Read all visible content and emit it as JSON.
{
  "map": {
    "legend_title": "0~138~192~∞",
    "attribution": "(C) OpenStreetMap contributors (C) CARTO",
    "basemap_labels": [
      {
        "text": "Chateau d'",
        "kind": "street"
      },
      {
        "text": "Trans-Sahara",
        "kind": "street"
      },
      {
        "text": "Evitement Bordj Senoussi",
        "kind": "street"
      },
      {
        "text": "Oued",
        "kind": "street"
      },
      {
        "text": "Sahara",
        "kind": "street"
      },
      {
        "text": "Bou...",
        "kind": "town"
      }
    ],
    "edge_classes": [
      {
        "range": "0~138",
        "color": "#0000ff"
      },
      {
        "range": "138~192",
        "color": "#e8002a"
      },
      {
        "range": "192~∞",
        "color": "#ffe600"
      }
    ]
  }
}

■ ■ ■ ■ ■

Task details:
From the listing above, pick out each line where the word "color" appears.

Answer:
        "color": "#0000ff"
        "color": "#e8002a"
        "color": "#ffe600"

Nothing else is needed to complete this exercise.